Short exercise: The entire listing is to be repeated verbatim.

Provided material:
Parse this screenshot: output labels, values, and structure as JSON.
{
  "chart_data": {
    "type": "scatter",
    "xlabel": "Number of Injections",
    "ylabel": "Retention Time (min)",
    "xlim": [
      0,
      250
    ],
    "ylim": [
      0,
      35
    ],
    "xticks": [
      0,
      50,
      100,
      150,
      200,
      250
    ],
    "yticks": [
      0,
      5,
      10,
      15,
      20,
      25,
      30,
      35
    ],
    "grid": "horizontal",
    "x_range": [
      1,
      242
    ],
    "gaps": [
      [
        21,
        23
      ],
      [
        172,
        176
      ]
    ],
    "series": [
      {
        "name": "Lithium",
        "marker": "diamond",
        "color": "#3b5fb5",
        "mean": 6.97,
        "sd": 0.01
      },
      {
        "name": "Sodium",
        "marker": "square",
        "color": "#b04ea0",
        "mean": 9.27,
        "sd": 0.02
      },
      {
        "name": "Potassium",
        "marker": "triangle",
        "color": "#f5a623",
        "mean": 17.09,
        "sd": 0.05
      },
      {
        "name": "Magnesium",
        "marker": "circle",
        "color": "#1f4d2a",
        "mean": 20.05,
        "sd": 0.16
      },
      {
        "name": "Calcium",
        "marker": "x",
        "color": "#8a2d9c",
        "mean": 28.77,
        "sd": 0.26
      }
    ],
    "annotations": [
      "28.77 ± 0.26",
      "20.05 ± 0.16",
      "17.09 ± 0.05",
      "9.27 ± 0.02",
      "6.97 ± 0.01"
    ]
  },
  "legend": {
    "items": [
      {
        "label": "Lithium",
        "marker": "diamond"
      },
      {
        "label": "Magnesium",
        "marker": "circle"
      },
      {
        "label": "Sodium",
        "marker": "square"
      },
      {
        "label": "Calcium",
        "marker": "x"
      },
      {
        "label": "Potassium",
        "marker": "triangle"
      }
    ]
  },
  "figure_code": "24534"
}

Task result:
Parse this screenshot: output labels, values, and structure as JSON.
{
  "chart_data": {
    "type": "scatter",
    "xlabel": "Number of Injections",
    "ylabel": "Retention Time (min)",
    "xlim": [
      0,
      250
    ],
    "ylim": [
      0,
      35
    ],
    "xticks": [
      0,
      50,
      100,
      150,
      200,
      250
    ],
    "yticks": [
      0,
      5,
      10,
      15,
      20,
      25,
      30,
      35
    ],
    "grid": "horizontal",
    "x_range": [
      1,
      242
    ],
    "gaps": [
      [
        21,
        23
      ],
      [
        172,
        176
      ]
    ],
    "series": [
      {
        "name": "Lithium",
        "marker": "diamond",
        "color": "#3b5fb5",
        "mean": 6.97,
        "sd": 0.01
      },
      {
        "name": "Sodium",
        "marker": "square",
        "color": "#b04ea0",
        "mean": 9.27,
        "sd": 0.02
      },
      {
        "name": "Potassium",
        "marker": "triangle",
        "color": "#f5a623",
        "mean": 17.09,
        "sd": 0.05
      },
      {
        "name": "Magnesium",
        "marker": "circle",
        "color": "#1f4d2a",
        "mean": 20.05,
        "sd": 0.16
      },
      {
        "name": "Calcium",
        "marker": "x",
        "color": "#8a2d9c",
        "mean": 28.77,
        "sd": 0.26
      }
    ],
    "annotations": [
      "28.77 ± 0.26",
      "20.05 ± 0.16",
      "17.09 ± 0.05",
      "9.27 ± 0.02",
      "6.97 ± 0.01"
    ]
  },
  "legend": {
    "items": [
      {
        "label": "Lithium",
        "marker": "diamond"
      },
      {
        "label": "Magnesium",
        "marker": "circle"
      },
      {
        "label": "Sodium",
        "marker": "square"
      },
      {
        "label": "Calcium",
        "marker": "x"
      },
      {
        "label": "Potassium",
        "marker": "triangle"
      }
    ]
  },
  "figure_code": "24534"
}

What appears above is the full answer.